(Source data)
----
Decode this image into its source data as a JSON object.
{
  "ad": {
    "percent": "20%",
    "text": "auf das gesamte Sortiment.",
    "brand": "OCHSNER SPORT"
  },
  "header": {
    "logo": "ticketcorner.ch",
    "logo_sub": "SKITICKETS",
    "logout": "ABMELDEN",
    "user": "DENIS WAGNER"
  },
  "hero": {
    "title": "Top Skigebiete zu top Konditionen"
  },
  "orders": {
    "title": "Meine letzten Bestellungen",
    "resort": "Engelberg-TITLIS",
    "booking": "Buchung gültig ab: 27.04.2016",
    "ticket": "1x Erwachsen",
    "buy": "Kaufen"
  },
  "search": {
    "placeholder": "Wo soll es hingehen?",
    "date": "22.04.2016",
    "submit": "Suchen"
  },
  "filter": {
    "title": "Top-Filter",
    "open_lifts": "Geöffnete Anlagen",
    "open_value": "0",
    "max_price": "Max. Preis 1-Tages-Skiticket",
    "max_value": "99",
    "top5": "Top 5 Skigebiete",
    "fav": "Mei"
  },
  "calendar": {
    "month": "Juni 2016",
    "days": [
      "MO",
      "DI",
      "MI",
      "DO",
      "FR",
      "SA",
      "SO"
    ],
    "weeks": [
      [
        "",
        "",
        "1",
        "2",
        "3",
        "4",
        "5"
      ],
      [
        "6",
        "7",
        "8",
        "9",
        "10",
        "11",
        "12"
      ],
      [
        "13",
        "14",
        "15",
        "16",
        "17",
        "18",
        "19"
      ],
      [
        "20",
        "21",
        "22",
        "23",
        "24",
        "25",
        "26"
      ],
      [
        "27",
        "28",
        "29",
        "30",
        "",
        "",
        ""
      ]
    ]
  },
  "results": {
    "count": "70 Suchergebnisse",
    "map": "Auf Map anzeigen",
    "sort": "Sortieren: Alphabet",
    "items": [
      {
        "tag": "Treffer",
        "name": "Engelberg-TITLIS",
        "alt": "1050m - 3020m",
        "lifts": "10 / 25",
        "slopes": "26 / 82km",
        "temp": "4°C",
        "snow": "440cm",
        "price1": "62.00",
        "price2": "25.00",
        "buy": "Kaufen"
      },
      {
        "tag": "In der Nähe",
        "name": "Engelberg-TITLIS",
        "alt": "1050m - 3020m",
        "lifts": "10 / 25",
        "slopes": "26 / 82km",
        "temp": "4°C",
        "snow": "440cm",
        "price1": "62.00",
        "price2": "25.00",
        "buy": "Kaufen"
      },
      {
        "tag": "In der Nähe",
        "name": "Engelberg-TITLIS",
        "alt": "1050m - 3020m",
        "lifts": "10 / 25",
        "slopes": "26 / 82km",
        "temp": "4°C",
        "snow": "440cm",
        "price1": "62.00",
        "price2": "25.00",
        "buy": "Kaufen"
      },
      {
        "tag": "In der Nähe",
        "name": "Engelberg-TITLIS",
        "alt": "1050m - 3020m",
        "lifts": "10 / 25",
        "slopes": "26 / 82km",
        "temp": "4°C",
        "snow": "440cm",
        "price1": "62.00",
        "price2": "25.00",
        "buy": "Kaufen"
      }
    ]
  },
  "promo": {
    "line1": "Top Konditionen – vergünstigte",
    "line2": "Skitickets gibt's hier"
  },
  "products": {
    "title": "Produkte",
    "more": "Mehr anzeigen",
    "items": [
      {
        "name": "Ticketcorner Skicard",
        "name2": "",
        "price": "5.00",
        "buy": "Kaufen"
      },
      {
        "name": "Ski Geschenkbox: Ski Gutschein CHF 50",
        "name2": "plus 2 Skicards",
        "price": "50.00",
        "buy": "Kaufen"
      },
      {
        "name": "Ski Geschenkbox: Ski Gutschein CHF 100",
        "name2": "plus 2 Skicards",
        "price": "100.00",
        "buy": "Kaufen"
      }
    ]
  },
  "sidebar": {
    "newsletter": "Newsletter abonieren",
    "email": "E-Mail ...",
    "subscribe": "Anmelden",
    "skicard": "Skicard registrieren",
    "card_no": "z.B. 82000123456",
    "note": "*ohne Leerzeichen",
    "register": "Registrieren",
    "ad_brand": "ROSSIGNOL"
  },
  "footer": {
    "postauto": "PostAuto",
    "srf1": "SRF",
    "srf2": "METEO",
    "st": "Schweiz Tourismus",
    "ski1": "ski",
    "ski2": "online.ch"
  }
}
----
◆ **Problem**
Retype all of the material above with every character intact.

◆ **Correct response**
Decode this image into its source data as a JSON object.
{
  "ad": {
    "percent": "20%",
    "text": "auf das gesamte Sortiment.",
    "brand": "OCHSNER SPORT"
  },
  "header": {
    "logo": "ticketcorner.ch",
    "logo_sub": "SKITICKETS",
    "logout": "ABMELDEN",
    "user": "DENIS WAGNER"
  },
  "hero": {
    "title": "Top Skigebiete zu top Konditionen"
  },
  "orders": {
    "title": "Meine letzten Bestellungen",
    "resort": "Engelberg-TITLIS",
    "booking": "Buchung gültig ab: 27.04.2016",
    "ticket": "1x Erwachsen",
    "buy": "Kaufen"
  },
  "search": {
    "placeholder": "Wo soll es hingehen?",
    "date": "22.04.2016",
    "submit": "Suchen"
  },
  "filter": {
    "title": "Top-Filter",
    "open_lifts": "Geöffnete Anlagen",
    "open_value": "0",
    "max_price": "Max. Preis 1-Tages-Skiticket",
    "max_value": "99",
    "top5": "Top 5 Skigebiete",
    "fav": "Mei"
  },
  "calendar": {
    "month": "Juni 2016",
    "days": [
      "MO",
      "DI",
      "MI",
      "DO",
      "FR",
      "SA",
      "SO"
    ],
    "weeks": [
      [
        "",
        "",
        "1",
        "2",
        "3",
        "4",
        "5"
      ],
      [
        "6",
        "7",
        "8",
        "9",
        "10",
        "11",
        "12"
      ],
      [
        "13",
        "14",
        "15",
        "16",
        "17",
        "18",
        "19"
      ],
      [
        "20",
        "21",
        "22",
        "23",
        "24",
        "25",
        "26"
      ],
      [
        "27",
        "28",
        "29",
        "30",
        "",
        "",
        ""
      ]
    ]
  },
  "results": {
    "count": "70 Suchergebnisse",
    "map": "Auf Map anzeigen",
    "sort": "Sortieren: Alphabet",
    "items": [
      {
        "tag": "Treffer",
        "name": "Engelberg-TITLIS",
        "alt": "1050m - 3020m",
        "lifts": "10 / 25",
        "slopes": "26 / 82km",
        "temp": "4°C",
        "snow": "440cm",
        "price1": "62.00",
        "price2": "25.00",
        "buy": "Kaufen"
      },
      {
        "tag": "In der Nähe",
        "name": "Engelberg-TITLIS",
        "alt": "1050m - 3020m",
        "lifts": "10 / 25",
        "slopes": "26 / 82km",
        "temp": "4°C",
        "snow": "440cm",
        "price1": "62.00",
        "price2": "25.00",
        "buy": "Kaufen"
      },
      {
        "tag": "In der Nähe",
        "name": "Engelberg-TITLIS",
        "alt": "1050m - 3020m",
        "lifts": "10 / 25",
        "slopes": "26 / 82km",
        "temp": "4°C",
        "snow": "440cm",
        "price1": "62.00",
        "price2": "25.00",
        "buy": "Kaufen"
      },
      {
        "tag": "In der Nähe",
        "name": "Engelberg-TITLIS",
        "alt": "1050m - 3020m",
        "lifts": "10 / 25",
        "slopes": "26 / 82km",
        "temp": "4°C",
        "snow": "440cm",
        "price1": "62.00",
        "price2": "25.00",
        "buy": "Kaufen"
      }
    ]
  },
  "promo": {
    "line1": "Top Konditionen – vergünstigte",
    "line2": "Skitickets gibt's hier"
  },
  "products": {
    "title": "Produkte",
    "more": "Mehr anzeigen",
    "items": [
      {
        "name": "Ticketcorner Skicard",
        "name2": "",
        "price": "5.00",
        "buy": "Kaufen"
      },
      {
        "name": "Ski Geschenkbox: Ski Gutschein CHF 50",
        "name2": "plus 2 Skicards",
        "price": "50.00",
        "buy": "Kaufen"
      },
      {
        "name": "Ski Geschenkbox: Ski Gutschein CHF 100",
        "name2": "plus 2 Skicards",
        "price": "100.00",
        "buy": "Kaufen"
      }
    ]
  },
  "sidebar": {
    "newsletter": "Newsletter abonieren",
    "email": "E-Mail ...",
    "subscribe": "Anmelden",
    "skicard": "Skicard registrieren",
    "card_no": "z.B. 82000123456",
    "note": "*ohne Leerzeichen",
    "register": "Registrieren",
    "ad_brand": "ROSSIGNOL"
  },
  "footer": {
    "postauto": "PostAuto",
    "srf1": "SRF",
    "srf2": "METEO",
    "st": "Schweiz Tourismus",
    "ski1": "ski",
    "ski2": "online.ch"
  }
}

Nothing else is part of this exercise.